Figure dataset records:
════════════════════
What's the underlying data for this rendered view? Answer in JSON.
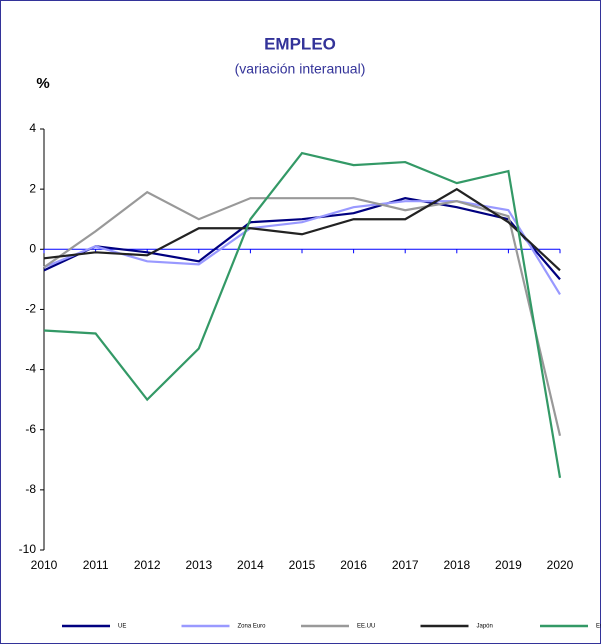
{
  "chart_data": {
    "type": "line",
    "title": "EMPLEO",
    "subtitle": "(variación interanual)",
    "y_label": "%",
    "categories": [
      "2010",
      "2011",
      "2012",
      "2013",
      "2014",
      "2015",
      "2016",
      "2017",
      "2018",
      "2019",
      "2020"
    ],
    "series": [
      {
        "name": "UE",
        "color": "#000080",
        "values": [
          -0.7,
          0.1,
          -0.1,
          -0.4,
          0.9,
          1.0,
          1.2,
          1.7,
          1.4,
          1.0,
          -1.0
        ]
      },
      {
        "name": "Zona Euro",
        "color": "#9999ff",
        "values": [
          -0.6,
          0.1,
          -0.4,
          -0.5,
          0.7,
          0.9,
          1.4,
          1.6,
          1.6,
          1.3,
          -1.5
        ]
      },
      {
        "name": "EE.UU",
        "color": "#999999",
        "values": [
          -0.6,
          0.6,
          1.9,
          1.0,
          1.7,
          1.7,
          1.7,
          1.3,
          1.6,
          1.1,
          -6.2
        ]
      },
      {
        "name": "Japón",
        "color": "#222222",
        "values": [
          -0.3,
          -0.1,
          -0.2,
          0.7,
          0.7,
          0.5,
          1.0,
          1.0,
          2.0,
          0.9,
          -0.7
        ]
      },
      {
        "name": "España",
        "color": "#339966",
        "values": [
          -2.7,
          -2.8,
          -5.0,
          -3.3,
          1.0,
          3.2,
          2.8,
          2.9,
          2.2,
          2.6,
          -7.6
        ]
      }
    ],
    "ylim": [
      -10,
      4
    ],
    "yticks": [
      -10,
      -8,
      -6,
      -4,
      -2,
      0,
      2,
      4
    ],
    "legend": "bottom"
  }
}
════════════════════
What the task asks: Pull out all lines of the data with the string "name".

Answer below:
        "name": "UE",
        "name": "Zona Euro",
        "name": "EE.UU",
        "name": "Japón",
        "name": "España",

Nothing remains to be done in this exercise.